_Recorded data_

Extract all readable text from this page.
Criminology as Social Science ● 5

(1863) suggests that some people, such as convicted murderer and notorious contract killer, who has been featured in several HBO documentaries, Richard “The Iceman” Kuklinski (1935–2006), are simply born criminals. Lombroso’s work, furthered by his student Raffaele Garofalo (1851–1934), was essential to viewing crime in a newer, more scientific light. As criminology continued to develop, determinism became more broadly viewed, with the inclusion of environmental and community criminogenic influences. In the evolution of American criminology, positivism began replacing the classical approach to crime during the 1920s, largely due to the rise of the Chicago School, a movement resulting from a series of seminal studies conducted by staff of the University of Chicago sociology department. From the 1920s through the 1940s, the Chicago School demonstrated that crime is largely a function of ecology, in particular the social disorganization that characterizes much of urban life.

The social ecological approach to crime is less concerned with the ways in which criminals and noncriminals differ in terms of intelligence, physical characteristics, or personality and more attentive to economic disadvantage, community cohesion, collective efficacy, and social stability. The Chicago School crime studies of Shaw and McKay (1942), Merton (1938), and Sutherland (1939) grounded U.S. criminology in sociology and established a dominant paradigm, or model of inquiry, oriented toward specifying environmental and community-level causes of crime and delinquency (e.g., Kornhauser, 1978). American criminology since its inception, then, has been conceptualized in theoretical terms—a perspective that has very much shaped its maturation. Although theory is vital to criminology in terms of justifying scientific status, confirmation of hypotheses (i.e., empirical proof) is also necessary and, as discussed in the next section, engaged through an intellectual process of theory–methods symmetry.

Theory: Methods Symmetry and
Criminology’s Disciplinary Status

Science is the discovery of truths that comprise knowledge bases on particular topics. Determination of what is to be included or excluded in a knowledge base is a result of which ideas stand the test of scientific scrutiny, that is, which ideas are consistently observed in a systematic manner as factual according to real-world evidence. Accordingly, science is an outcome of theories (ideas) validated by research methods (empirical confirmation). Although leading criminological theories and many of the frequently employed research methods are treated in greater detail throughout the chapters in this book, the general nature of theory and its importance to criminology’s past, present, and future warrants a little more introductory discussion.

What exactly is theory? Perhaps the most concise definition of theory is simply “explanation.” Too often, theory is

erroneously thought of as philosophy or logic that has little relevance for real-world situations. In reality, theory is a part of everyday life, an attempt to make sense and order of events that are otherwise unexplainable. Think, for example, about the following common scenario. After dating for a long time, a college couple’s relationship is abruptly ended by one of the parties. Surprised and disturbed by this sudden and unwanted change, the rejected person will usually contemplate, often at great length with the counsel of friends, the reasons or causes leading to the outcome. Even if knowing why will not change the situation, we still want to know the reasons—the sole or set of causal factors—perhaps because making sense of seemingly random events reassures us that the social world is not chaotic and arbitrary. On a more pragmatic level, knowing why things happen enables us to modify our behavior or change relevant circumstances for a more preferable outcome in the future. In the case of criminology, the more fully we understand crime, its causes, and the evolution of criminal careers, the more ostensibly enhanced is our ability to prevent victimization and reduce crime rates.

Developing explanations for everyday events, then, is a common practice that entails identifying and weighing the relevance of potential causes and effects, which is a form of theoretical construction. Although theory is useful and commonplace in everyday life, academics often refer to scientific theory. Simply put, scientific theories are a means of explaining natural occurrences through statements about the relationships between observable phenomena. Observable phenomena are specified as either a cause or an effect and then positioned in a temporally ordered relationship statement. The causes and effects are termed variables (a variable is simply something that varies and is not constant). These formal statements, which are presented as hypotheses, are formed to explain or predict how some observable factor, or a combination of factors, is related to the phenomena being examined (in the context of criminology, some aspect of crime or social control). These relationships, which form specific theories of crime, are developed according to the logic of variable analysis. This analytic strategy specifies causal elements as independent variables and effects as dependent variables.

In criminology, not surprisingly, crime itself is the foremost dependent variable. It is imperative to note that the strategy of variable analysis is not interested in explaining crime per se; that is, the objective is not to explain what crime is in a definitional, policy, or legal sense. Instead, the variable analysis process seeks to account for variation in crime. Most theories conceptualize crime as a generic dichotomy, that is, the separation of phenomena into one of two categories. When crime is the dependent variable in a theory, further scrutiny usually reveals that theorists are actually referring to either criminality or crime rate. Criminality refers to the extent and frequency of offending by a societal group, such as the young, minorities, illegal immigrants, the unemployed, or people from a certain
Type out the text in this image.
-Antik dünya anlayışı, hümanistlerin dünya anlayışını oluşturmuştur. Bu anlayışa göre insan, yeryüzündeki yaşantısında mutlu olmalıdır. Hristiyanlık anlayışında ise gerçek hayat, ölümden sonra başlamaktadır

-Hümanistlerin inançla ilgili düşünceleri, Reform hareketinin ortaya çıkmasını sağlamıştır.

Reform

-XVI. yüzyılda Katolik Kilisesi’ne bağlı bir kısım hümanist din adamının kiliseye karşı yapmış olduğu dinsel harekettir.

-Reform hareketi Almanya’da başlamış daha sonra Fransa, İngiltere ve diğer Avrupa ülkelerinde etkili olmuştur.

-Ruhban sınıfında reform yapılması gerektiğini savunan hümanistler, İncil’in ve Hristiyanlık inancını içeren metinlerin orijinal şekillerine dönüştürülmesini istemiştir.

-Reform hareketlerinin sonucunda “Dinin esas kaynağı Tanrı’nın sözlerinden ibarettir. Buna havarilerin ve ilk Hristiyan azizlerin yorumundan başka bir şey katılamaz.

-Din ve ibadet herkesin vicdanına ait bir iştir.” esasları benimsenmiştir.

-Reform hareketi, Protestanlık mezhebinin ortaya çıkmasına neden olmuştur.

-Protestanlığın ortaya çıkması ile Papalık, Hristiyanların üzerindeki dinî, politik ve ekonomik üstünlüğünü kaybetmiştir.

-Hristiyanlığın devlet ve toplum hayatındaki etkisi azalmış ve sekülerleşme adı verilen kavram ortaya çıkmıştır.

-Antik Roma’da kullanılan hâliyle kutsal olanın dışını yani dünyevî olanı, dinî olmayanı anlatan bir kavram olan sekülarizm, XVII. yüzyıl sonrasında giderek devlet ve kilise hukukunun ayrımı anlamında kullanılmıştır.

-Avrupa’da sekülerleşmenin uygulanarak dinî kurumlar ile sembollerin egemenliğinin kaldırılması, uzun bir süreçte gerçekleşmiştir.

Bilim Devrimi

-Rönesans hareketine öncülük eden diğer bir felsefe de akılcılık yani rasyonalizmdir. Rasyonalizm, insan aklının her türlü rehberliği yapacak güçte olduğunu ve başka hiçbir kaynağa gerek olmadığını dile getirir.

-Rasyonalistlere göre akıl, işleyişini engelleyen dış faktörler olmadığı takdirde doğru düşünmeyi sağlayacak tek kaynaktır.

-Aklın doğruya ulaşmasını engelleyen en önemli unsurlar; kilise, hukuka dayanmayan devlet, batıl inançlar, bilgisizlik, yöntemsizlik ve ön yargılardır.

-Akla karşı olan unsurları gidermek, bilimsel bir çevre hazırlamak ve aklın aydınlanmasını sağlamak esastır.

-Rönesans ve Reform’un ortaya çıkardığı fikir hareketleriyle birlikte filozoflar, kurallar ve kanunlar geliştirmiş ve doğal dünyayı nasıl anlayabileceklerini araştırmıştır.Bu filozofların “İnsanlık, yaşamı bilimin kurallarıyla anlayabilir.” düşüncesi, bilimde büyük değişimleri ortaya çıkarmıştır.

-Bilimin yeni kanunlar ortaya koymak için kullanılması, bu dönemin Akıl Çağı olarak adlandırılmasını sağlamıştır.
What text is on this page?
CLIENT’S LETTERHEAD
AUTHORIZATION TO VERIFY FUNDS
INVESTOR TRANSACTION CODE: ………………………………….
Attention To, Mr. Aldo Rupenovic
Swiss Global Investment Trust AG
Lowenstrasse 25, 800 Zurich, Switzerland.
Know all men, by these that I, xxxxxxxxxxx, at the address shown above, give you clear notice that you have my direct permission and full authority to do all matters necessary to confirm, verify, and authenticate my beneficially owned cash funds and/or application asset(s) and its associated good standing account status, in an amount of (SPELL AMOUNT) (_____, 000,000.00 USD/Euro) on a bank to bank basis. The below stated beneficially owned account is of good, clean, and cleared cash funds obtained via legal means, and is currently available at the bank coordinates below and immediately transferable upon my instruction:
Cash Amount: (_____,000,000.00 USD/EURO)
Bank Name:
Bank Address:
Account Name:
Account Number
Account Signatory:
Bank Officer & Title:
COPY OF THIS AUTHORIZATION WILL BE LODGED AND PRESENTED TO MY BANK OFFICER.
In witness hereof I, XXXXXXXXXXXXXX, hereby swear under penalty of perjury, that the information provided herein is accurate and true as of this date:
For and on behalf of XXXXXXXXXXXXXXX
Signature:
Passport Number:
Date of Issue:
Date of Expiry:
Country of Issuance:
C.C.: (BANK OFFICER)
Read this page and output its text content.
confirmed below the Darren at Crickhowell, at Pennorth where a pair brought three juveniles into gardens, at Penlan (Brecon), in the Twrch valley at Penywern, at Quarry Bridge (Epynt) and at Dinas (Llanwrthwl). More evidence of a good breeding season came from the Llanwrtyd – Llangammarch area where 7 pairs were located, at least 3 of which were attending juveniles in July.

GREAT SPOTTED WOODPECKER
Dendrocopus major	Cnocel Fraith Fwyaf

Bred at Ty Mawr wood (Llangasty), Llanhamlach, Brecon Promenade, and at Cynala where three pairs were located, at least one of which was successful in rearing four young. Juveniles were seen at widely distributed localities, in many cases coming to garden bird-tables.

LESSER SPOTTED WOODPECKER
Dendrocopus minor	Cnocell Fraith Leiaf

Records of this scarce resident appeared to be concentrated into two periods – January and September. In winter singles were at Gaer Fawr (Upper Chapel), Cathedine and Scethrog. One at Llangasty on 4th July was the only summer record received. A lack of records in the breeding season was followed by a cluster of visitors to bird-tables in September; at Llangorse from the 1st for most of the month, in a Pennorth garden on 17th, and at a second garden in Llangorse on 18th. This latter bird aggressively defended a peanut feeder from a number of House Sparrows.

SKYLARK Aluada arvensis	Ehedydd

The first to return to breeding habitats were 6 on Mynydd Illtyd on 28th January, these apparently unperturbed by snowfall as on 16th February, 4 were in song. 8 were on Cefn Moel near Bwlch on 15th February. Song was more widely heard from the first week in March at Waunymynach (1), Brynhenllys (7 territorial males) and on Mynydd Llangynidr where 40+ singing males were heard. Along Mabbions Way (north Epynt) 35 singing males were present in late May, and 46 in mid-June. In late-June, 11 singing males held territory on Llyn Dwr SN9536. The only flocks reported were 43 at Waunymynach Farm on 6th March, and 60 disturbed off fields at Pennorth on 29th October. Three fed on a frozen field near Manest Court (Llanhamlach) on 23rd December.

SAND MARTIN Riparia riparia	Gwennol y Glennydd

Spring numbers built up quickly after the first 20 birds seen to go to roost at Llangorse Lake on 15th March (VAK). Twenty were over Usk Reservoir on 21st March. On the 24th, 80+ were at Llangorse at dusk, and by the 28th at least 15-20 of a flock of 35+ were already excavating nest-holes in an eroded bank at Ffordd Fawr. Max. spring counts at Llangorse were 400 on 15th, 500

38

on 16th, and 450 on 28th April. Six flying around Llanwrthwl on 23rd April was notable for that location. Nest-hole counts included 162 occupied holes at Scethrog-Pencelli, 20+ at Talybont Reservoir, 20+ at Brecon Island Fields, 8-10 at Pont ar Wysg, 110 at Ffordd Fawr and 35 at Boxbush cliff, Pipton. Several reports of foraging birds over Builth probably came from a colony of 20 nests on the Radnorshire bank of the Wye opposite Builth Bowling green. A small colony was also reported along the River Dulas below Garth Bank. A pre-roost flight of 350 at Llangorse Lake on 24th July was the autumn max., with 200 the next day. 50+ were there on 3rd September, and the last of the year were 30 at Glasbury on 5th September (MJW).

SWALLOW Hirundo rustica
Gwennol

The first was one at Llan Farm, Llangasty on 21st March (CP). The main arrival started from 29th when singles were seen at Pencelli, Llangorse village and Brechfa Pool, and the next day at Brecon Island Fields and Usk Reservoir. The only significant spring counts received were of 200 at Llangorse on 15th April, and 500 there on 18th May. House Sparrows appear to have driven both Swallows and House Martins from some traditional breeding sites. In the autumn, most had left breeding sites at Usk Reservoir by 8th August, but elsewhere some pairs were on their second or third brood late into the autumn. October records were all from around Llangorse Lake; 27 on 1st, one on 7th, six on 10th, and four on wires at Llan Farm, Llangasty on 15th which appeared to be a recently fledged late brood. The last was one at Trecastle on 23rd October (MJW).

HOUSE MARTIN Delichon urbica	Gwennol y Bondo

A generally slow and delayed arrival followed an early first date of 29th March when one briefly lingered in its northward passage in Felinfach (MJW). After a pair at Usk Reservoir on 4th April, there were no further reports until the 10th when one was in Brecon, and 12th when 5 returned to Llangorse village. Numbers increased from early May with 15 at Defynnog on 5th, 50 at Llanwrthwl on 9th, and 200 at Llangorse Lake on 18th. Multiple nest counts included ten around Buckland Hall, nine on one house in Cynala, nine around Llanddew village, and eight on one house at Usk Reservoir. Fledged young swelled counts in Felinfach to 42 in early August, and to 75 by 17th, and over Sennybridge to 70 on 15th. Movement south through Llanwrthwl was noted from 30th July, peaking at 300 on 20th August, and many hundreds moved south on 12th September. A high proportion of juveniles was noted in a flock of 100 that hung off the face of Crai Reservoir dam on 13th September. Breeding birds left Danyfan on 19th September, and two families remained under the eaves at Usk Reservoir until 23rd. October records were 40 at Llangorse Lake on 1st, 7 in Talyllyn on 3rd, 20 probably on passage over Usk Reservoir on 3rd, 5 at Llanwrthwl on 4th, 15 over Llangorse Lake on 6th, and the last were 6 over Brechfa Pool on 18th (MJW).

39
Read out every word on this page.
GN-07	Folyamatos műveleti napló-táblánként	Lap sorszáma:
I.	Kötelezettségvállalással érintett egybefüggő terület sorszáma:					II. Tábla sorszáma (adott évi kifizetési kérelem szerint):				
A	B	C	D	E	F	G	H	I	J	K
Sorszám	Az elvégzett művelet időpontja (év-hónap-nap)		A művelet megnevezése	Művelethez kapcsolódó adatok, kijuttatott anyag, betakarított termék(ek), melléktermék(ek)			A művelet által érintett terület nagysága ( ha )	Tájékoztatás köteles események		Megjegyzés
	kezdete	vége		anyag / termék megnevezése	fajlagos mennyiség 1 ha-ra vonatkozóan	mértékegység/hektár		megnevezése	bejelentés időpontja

_Goal of the exercise_
Count all lines of the data that include "AUTHORIZATION". The answer is the number alone.

_Problem solution_
2